WHAT YOU HAVE TO DO: Find each line holding "journalier" and copy it out.

DATA ROWS:
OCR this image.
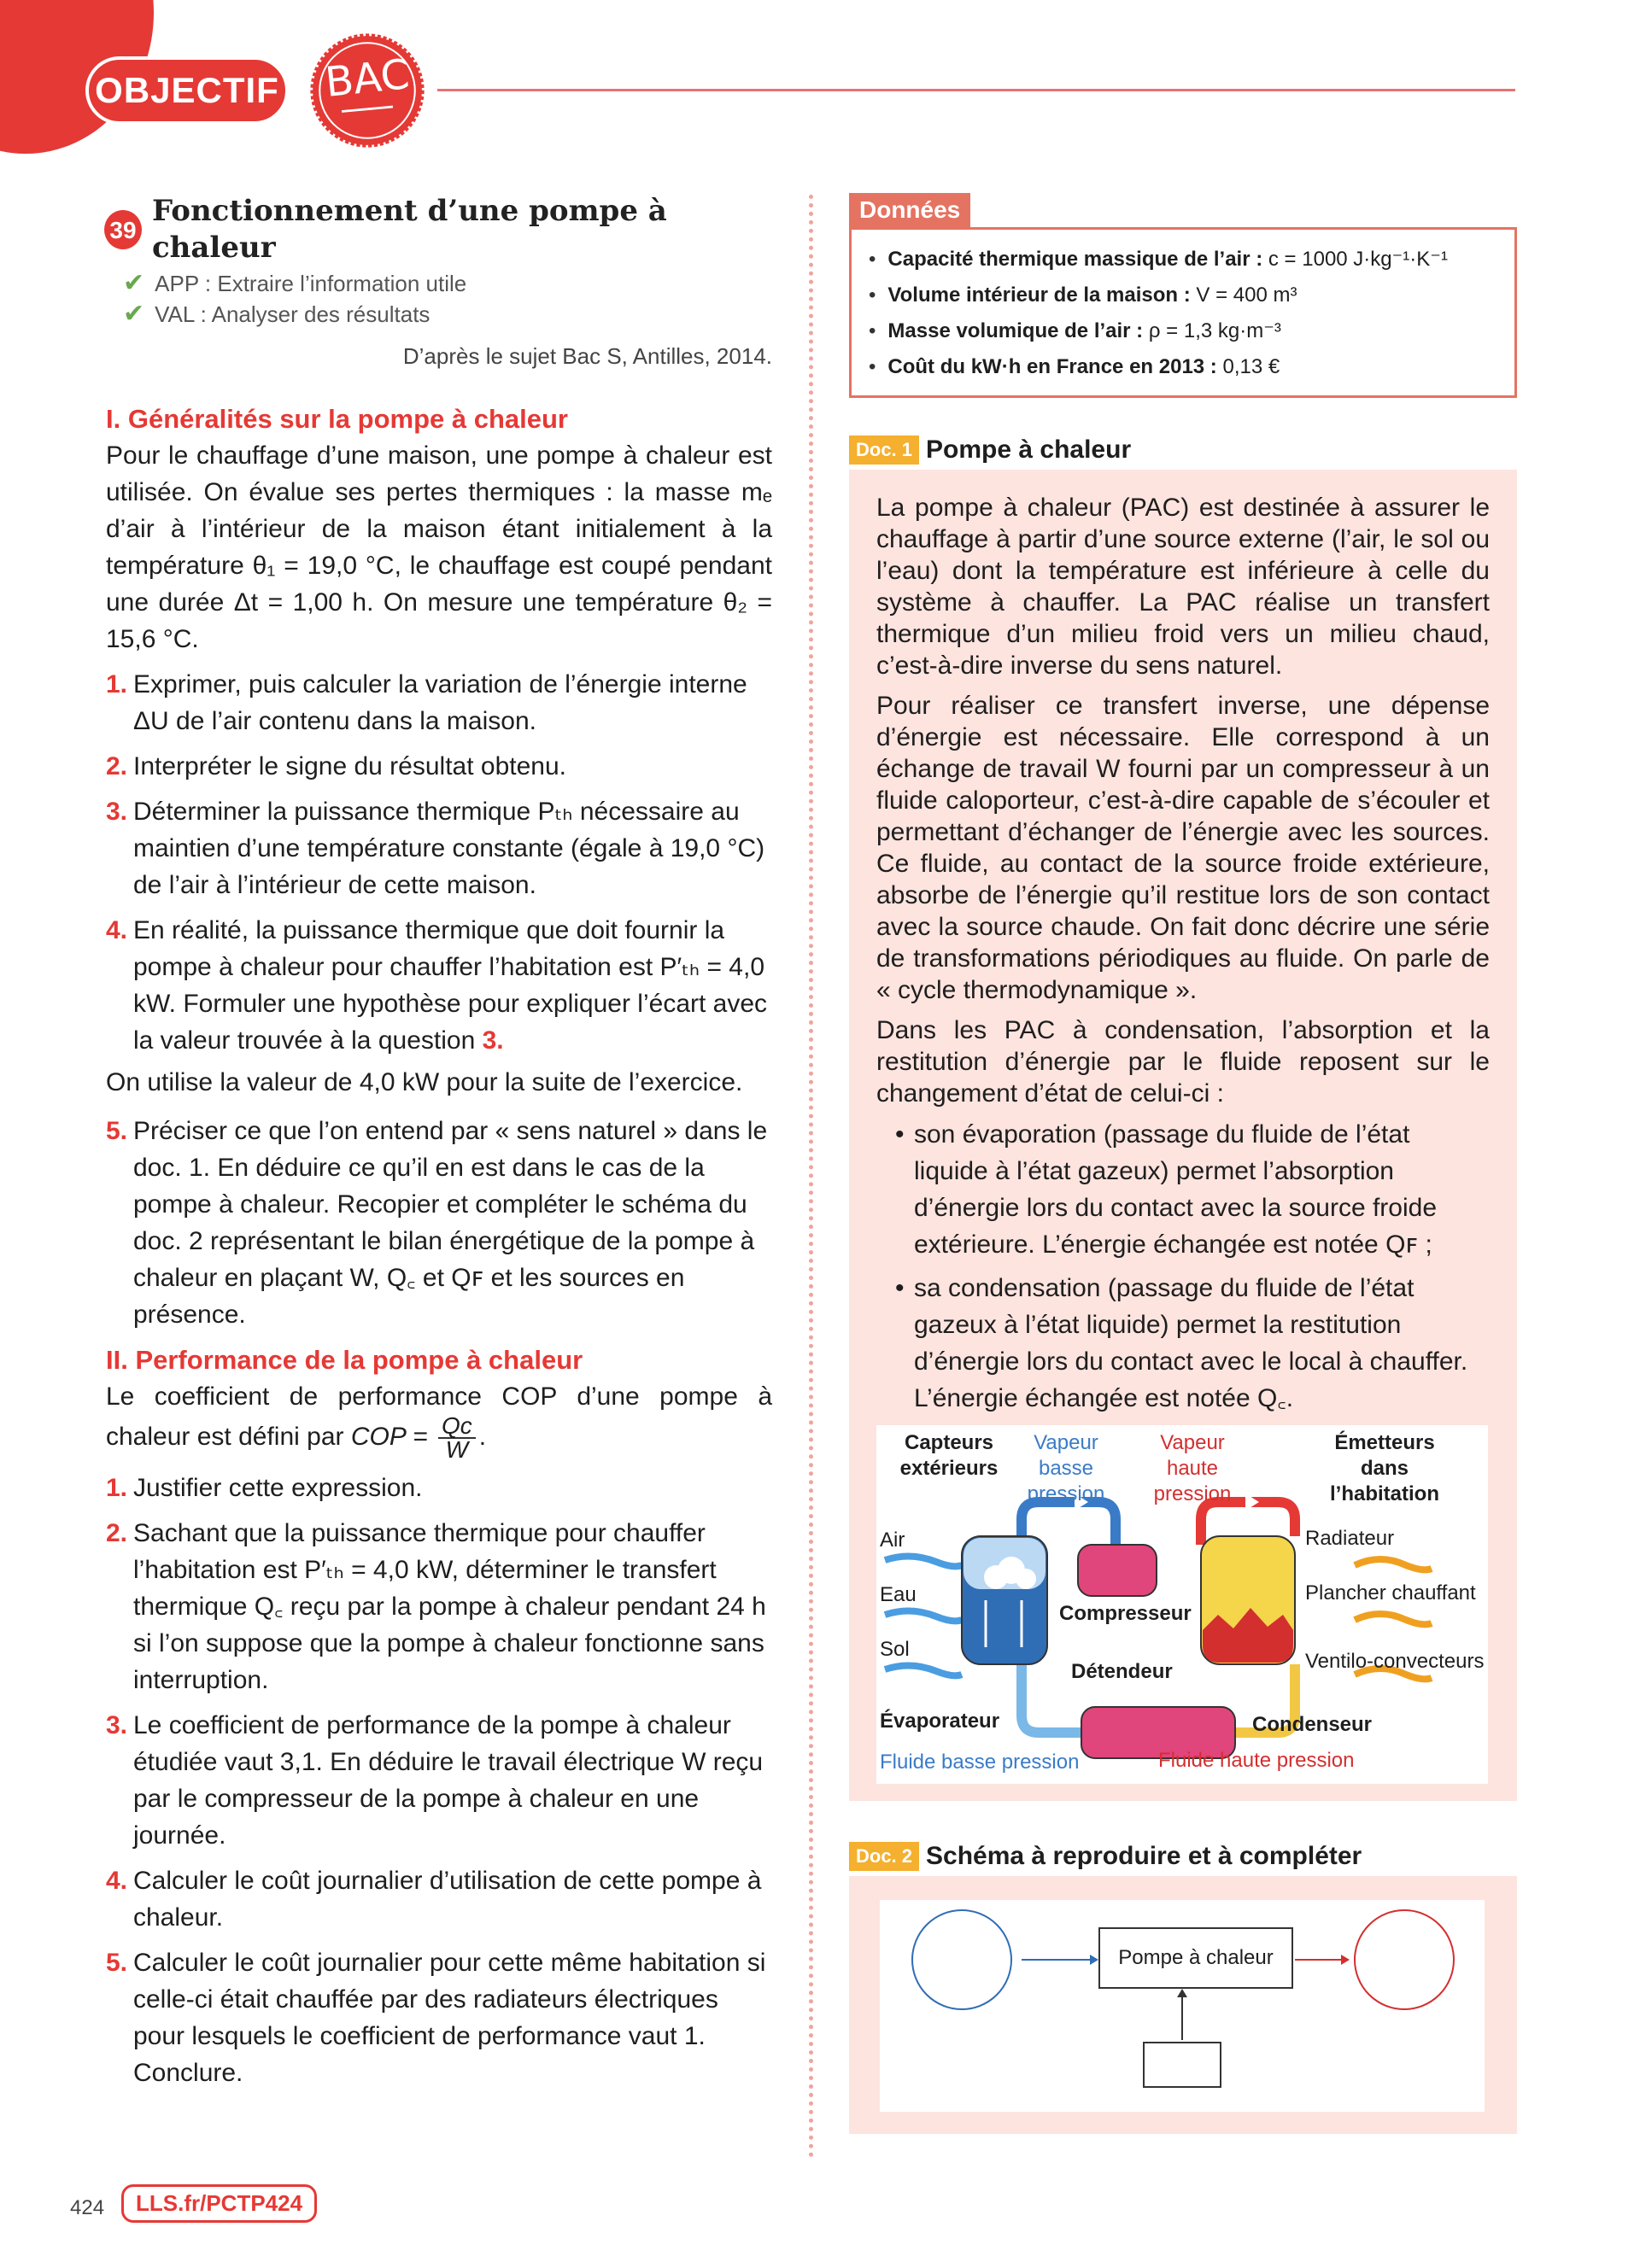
OBJECTIF	BAC
39
Fonctionnement d’une pompe à chaleur
✔ APP : Extraire l’information utile
✔ VAL : Analyser des résultats
D’après le sujet Bac S, Antilles, 2014.
I. Généralités sur la pompe à chaleur
Pour le chauffage d’une maison, une pompe à chaleur est utilisée. On évalue ses pertes thermiques : la masse mₑ d’air à l’intérieur de la maison étant initialement à la température θ₁ = 19,0 °C, le chauffage est coupé pendant une durée Δt = 1,00 h. On mesure une température θ₂ = 15,6 °C.
1. Exprimer, puis calculer la variation de l’énergie interne ΔU de l’air contenu dans la maison.
2. Interpréter le signe du résultat obtenu.
3. Déterminer la puissance thermique Pₜₕ nécessaire au maintien d’une température constante (égale à 19,0 °C) de l’air à l’intérieur de cette maison.
4. En réalité, la puissance thermique que doit fournir la pompe à chaleur pour chauffer l’habitation est P′ₜₕ = 4,0 kW. Formuler une hypothèse pour expliquer l’écart avec la valeur trouvée à la question 3.
On utilise la valeur de 4,0 kW pour la suite de l’exercice.
5. Préciser ce que l’on entend par « sens naturel » dans le doc. 1. En déduire ce qu’il en est dans le cas de la pompe à chaleur. Recopier et compléter le schéma du doc. 2 représentant le bilan énergétique de la pompe à chaleur en plaçant W, Q꜀ et Qꜰ et les sources en présence.
II. Performance de la pompe à chaleur
Le coefficient de performance COP d’une pompe à chaleur est défini par COP = $\frac{Qc}{W}$ .
1. Justifier cette expression.
2. Sachant que la puissance thermique pour chauffer l’habitation est P′ₜₕ = 4,0 kW, déterminer le transfert thermique Q꜀ reçu par la pompe à chaleur pendant 24 h si l’on suppose que la pompe à chaleur fonctionne sans interruption.
3. Le coefficient de performance de la pompe à chaleur étudiée vaut 3,1. En déduire le travail électrique W reçu par le compresseur de la pompe à chaleur en une journée.
4. Calculer le coût journalier d’utilisation de cette pompe à chaleur.
5. Calculer le coût journalier pour cette même habitation si celle-ci était chauffée par des radiateurs électriques pour lesquels le coefficient de performance vaut 1. Conclure.
Données
• Capacité thermique massique de l’air : c = 1000 J·kg⁻¹·K⁻¹
• Volume intérieur de la maison : V = 400 m³
• Masse volumique de l’air : ρ = 1,3 kg·m⁻³
• Coût du kW·h en France en 2013 : 0,13 €
Doc. 1 Pompe à chaleur

La pompe à chaleur (PAC) est destinée à assurer le chauffage à partir d’une source externe (l’air, le sol ou l’eau) dont la température est inférieure à celle du système à chauffer. La PAC réalise un transfert thermique d’un milieu froid vers un milieu chaud, c’est-à-dire inverse du sens naturel.

Pour réaliser ce transfert inverse, une dépense d’énergie est nécessaire. Elle correspond à un échange de travail W fourni par un compresseur à un fluide caloporteur, c’est-à-dire capable de s’écouler et permettant d’échanger de l’énergie avec les sources. Ce fluide, au contact de la source froide extérieure, absorbe de l’énergie qu’il restitue lors de son contact avec la source chaude. On fait donc décrire une série de transformations périodiques au fluide. On parle de « cycle thermodynamique ».

Dans les PAC à condensation, l’absorption et la restitution d’énergie par le fluide reposent sur le changement d’état de celui-ci :

• son évaporation (passage du fluide de l’état liquide à l’état gazeux) permet l’absorption d’énergie lors du contact avec la source froide extérieure. L’énergie échangée est notée Qꜰ ;
• sa condensation (passage du fluide de l’état gazeux à l’état liquide) permet la restitution d’énergie lors du contact avec le local à chauffer. L’énergie échangée est notée Q꜀.
Capteurs extérieurs
Vapeur basse pression
Vapeur haute pression
Émetteurs dans l’habitation
Air
Eau
Sol
Compresseur
Détendeur
Évaporateur	Condenseur
Fluide basse pression	Fluide haute pression
Radiateur
Plancher chauffant
Ventilo-convecteurs
Doc. 2 Schéma à reproduire et à compléter
Pompe à chaleur
424	LLS.fr/PCTP424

OUTPUT FOR THIS EXERCISE:
4. Calculer le coût journalier d’utilisation de cette pompe à chaleur.
5. Calculer le coût journalier pour cette même habitation si celle-ci était chauffée par des radiateurs électriques pour lesquels le coefficient de performance vaut 1. Conclure.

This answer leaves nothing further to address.